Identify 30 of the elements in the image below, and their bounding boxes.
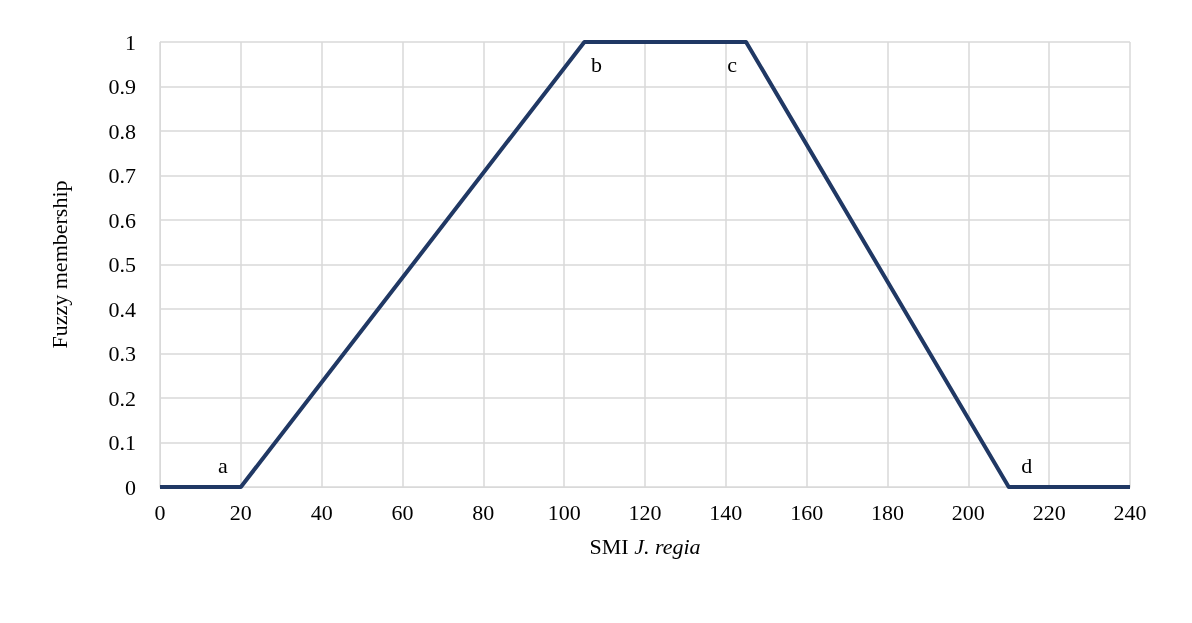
x-tick-label: 100: [547, 499, 581, 525]
x-tick-label: 200: [951, 499, 985, 525]
annotation: c: [727, 51, 738, 77]
x-tick-label: 180: [871, 499, 904, 525]
y-tick-label: 0.6: [108, 207, 136, 233]
x-tick-label: 20: [229, 499, 252, 525]
y-tick-label: 0.8: [108, 118, 136, 144]
annotation: b: [590, 51, 602, 77]
y-tick-label: 0.7: [108, 163, 136, 188]
x-axis-title: SMI J. regia: [589, 533, 701, 559]
annotation: a: [217, 452, 228, 478]
y-tick-label: 0.4: [108, 296, 136, 322]
y-tick-label: 0.1: [108, 430, 136, 455]
x-tick-label: 240: [1113, 499, 1147, 525]
x-tick-label: 60: [391, 499, 414, 525]
y-tick-label: 0.5: [108, 252, 136, 277]
x-tick-label: 40: [310, 499, 333, 525]
x-tick-label: 220: [1032, 499, 1066, 525]
x-tick-label: 0: [154, 499, 166, 525]
y-tick-label: 1: [125, 29, 136, 55]
y-tick-label: 0.9: [108, 74, 136, 99]
y-axis-title: Fuzzy membership: [46, 180, 72, 349]
annotation: d: [1021, 452, 1033, 478]
x-tick-label: 140: [709, 499, 743, 525]
y-tick-label: 0: [125, 474, 136, 500]
x-tick-label: 160: [790, 499, 824, 525]
x-tick-label: 80: [472, 499, 495, 525]
x-tick-label: 120: [628, 499, 662, 525]
y-tick-label: 0.2: [108, 385, 136, 411]
y-tick-label: 0.3: [108, 341, 136, 366]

========

• [Required work]: Extract every line of the items above verbatim, leaving out the pictures.

• [Answer to the task]:
Identify 30 of the elements in the image below, and their bounding boxes.
x-tick-label: 100: [547, 499, 581, 525]
x-tick-label: 200: [951, 499, 985, 525]
annotation: c: [727, 51, 738, 77]
x-tick-label: 180: [871, 499, 904, 525]
y-tick-label: 0.6: [108, 207, 136, 233]
x-tick-label: 20: [229, 499, 252, 525]
y-tick-label: 0.8: [108, 118, 136, 144]
annotation: b: [590, 51, 602, 77]
y-tick-label: 0.7: [108, 163, 136, 188]
x-axis-title: SMI J. regia: [589, 533, 701, 559]
annotation: a: [217, 452, 228, 478]
y-tick-label: 0.4: [108, 296, 136, 322]
y-tick-label: 0.1: [108, 430, 136, 455]
x-tick-label: 240: [1113, 499, 1147, 525]
x-tick-label: 60: [391, 499, 414, 525]
y-tick-label: 0.5: [108, 252, 136, 277]
x-tick-label: 40: [310, 499, 333, 525]
x-tick-label: 220: [1032, 499, 1066, 525]
x-tick-label: 0: [154, 499, 166, 525]
y-tick-label: 1: [125, 29, 136, 55]
y-tick-label: 0.9: [108, 74, 136, 99]
y-axis-title: Fuzzy membership: [46, 180, 72, 349]
annotation: d: [1021, 452, 1033, 478]
x-tick-label: 140: [709, 499, 743, 525]
y-tick-label: 0: [125, 474, 136, 500]
x-tick-label: 160: [790, 499, 824, 525]
x-tick-label: 80: [472, 499, 495, 525]
x-tick-label: 120: [628, 499, 662, 525]
y-tick-label: 0.2: [108, 385, 136, 411]
y-tick-label: 0.3: [108, 341, 136, 366]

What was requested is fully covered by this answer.